Wrist mobilisations are used to prepare the joints of the hands and wrists for weight bearing. Healthy wrists are so important for anyone, whether they're a complete beginner or very experienced. This step is never missed.


We"wake up" the body using our activations and this helps the body to communicate with itself and it's interaction with the ground. The Animal Flow practice uses two activation positions, Beast and Crab, which are foundational forms in the whole program.


The goal of the Form Specific Stretches is to encourage mobility throughout the body, building strength through an increased range of motion. Each FSS starts from one of our animal base positions and moves through various end ranges of motion (all of which can be regressed no matter your abilities). These movements may be used as conditioning tools in circuit style workouts but of course can be integrated into Flows.


Traveling forms are our animal locomotive movements. We use these travelling forms in the way we mimic animals which in turn help us to improve the function of the "human animal." We call the basic traveling forms as the ABCs of animal movements: Ape, Beast, and Crab, along with their variations.


The S&Ts make up the bulk of the flow in the AF practice. These movements are dynamic and can be linked to allow endless combinations but again can be used as exercises or drills in a circuit based class. The four base S&T categories are Underswitch, Side Kickthrough, Scorpion and Front Kickthrough.


Flows are sequences planned in advance, where movements are combined together to create a continuous series of motion. When you're learning a Flow for the first time, it can be a workout in itself. We recommend practicing each movement before putting them together into the Flow. Once you’ve learned a Flow, you can then decide whether you would like to use it as your complete workout or if you would like to integrate it into your usual workout style.


How you make the most of your Flow practice is truly up to you.

» Recorded data
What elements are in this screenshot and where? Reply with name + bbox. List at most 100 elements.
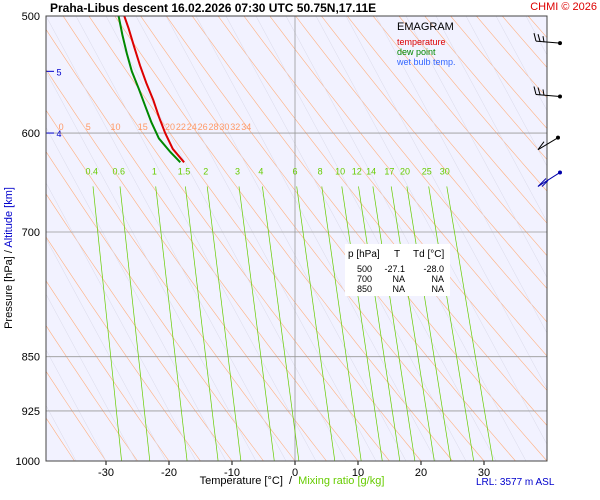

» Instruction 1
What are the four base S&T categories named in the Animal Flow text?
» Instruction 2
In two sentences, how would you summarize the Animal Flow text?

» Written solution 1
Underswitch, Side Kickthrough, Scorpion, and Front Kickthrough.

» Written solution 2
The Animal Flow practice uses wrist mobilizations to prepare the hands and wrists for weight bearing, activations in the Beast and Crab positions, Form Specific Stretches that build strength through an increased range of motion, traveling forms that mimic animal locomotion, and S&Ts that make up the bulk of the flow. Flows are sequences planned in advance that combine movements into a continuous series of motion and can serve as a complete workout or be integrated into a usual workout style.